**Records provided**
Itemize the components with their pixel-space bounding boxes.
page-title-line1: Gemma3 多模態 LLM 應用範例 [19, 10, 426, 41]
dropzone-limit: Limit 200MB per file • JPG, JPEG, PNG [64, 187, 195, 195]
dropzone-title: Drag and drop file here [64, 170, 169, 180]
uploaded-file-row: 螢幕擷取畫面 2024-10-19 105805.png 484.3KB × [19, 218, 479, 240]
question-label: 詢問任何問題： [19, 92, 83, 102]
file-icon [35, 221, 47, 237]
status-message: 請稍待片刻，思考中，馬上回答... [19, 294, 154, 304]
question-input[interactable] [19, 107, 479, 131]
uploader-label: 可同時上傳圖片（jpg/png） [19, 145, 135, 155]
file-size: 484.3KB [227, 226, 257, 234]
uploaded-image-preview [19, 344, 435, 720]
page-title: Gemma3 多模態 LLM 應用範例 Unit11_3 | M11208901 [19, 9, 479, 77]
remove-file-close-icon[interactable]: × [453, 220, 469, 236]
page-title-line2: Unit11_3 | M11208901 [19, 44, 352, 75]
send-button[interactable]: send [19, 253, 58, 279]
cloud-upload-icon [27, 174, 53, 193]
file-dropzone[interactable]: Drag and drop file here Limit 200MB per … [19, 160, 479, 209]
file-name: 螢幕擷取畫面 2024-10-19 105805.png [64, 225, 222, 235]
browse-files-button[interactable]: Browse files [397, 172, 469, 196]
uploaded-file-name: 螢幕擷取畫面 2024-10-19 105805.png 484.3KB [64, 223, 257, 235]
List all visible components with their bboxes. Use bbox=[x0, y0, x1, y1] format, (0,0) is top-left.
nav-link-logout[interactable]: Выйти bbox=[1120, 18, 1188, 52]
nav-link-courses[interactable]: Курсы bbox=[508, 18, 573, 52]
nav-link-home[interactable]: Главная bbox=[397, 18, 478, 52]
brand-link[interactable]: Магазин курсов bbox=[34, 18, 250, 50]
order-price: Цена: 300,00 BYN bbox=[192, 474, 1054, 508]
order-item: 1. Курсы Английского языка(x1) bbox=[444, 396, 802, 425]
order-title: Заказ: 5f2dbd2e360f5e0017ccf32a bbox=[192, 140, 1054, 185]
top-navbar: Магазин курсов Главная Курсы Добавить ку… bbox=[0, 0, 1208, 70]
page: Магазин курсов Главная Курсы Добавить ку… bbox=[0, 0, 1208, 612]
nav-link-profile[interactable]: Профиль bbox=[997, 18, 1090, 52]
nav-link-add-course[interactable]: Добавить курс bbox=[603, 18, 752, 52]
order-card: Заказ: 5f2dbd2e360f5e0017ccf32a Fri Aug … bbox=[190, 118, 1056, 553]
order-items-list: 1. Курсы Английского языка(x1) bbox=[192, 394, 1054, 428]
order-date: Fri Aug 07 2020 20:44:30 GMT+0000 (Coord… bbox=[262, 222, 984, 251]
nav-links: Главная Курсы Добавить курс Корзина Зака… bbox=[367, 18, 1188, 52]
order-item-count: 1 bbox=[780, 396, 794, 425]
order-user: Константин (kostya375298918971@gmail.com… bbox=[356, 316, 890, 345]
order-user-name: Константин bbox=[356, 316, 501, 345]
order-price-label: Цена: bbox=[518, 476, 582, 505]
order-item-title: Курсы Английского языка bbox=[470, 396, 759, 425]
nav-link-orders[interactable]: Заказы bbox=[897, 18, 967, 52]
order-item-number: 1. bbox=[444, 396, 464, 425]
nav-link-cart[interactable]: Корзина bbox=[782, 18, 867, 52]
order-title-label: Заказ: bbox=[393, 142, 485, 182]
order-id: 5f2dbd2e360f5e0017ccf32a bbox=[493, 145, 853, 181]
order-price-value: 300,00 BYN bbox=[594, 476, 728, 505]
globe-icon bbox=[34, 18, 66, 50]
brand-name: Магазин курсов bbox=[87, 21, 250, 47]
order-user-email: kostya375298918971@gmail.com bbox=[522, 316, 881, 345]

**Exercise objective**
Please copy out every one of the rows above, keeping each line the same character for character.

**Exercise result**
Itemize the components with their pixel-space bounding boxes.
page-title-line1: Gemma3 多模態 LLM 應用範例 [19, 10, 426, 41]
dropzone-limit: Limit 200MB per file • JPG, JPEG, PNG [64, 187, 195, 195]
dropzone-title: Drag and drop file here [64, 170, 169, 180]
uploaded-file-row: 螢幕擷取畫面 2024-10-19 105805.png 484.3KB × [19, 218, 479, 240]
question-label: 詢問任何問題： [19, 92, 83, 102]
file-icon [35, 221, 47, 237]
status-message: 請稍待片刻，思考中，馬上回答... [19, 294, 154, 304]
question-input[interactable] [19, 107, 479, 131]
uploader-label: 可同時上傳圖片（jpg/png） [19, 145, 135, 155]
file-size: 484.3KB [227, 226, 257, 234]
uploaded-image-preview [19, 344, 435, 720]
page-title: Gemma3 多模態 LLM 應用範例 Unit11_3 | M11208901 [19, 9, 479, 77]
remove-file-close-icon[interactable]: × [453, 220, 469, 236]
page-title-line2: Unit11_3 | M11208901 [19, 44, 352, 75]
send-button[interactable]: send [19, 253, 58, 279]
cloud-upload-icon [27, 174, 53, 193]
file-dropzone[interactable]: Drag and drop file here Limit 200MB per … [19, 160, 479, 209]
file-name: 螢幕擷取畫面 2024-10-19 105805.png [64, 225, 222, 235]
browse-files-button[interactable]: Browse files [397, 172, 469, 196]
uploaded-file-name: 螢幕擷取畫面 2024-10-19 105805.png 484.3KB [64, 223, 257, 235]
List all visible components with their bboxes. Use bbox=[x0, y0, x1, y1] format, (0,0) is top-left.
nav-link-logout[interactable]: Выйти bbox=[1120, 18, 1188, 52]
nav-link-courses[interactable]: Курсы bbox=[508, 18, 573, 52]
nav-link-home[interactable]: Главная bbox=[397, 18, 478, 52]
brand-link[interactable]: Магазин курсов bbox=[34, 18, 250, 50]
order-price: Цена: 300,00 BYN bbox=[192, 474, 1054, 508]
order-item: 1. Курсы Английского языка(x1) bbox=[444, 396, 802, 425]
order-title: Заказ: 5f2dbd2e360f5e0017ccf32a bbox=[192, 140, 1054, 185]
top-navbar: Магазин курсов Главная Курсы Добавить ку… bbox=[0, 0, 1208, 70]
page: Магазин курсов Главная Курсы Добавить ку… bbox=[0, 0, 1208, 612]
nav-link-profile[interactable]: Профиль bbox=[997, 18, 1090, 52]
nav-link-add-course[interactable]: Добавить курс bbox=[603, 18, 752, 52]
order-card: Заказ: 5f2dbd2e360f5e0017ccf32a Fri Aug … bbox=[190, 118, 1056, 553]
order-items-list: 1. Курсы Английского языка(x1) bbox=[192, 394, 1054, 428]
order-date: Fri Aug 07 2020 20:44:30 GMT+0000 (Coord… bbox=[262, 222, 984, 251]
nav-links: Главная Курсы Добавить курс Корзина Зака… bbox=[367, 18, 1188, 52]
order-item-count: 1 bbox=[780, 396, 794, 425]
order-user: Константин (kostya375298918971@gmail.com… bbox=[356, 316, 890, 345]
order-user-name: Константин bbox=[356, 316, 501, 345]
order-price-label: Цена: bbox=[518, 476, 582, 505]
order-item-title: Курсы Английского языка bbox=[470, 396, 759, 425]
nav-link-orders[interactable]: Заказы bbox=[897, 18, 967, 52]
order-item-number: 1. bbox=[444, 396, 464, 425]
nav-link-cart[interactable]: Корзина bbox=[782, 18, 867, 52]
order-title-label: Заказ: bbox=[393, 142, 485, 182]
order-id: 5f2dbd2e360f5e0017ccf32a bbox=[493, 145, 853, 181]
order-price-value: 300,00 BYN bbox=[594, 476, 728, 505]
globe-icon bbox=[34, 18, 66, 50]
brand-name: Магазин курсов bbox=[87, 21, 250, 47]
order-user-email: kostya375298918971@gmail.com bbox=[522, 316, 881, 345]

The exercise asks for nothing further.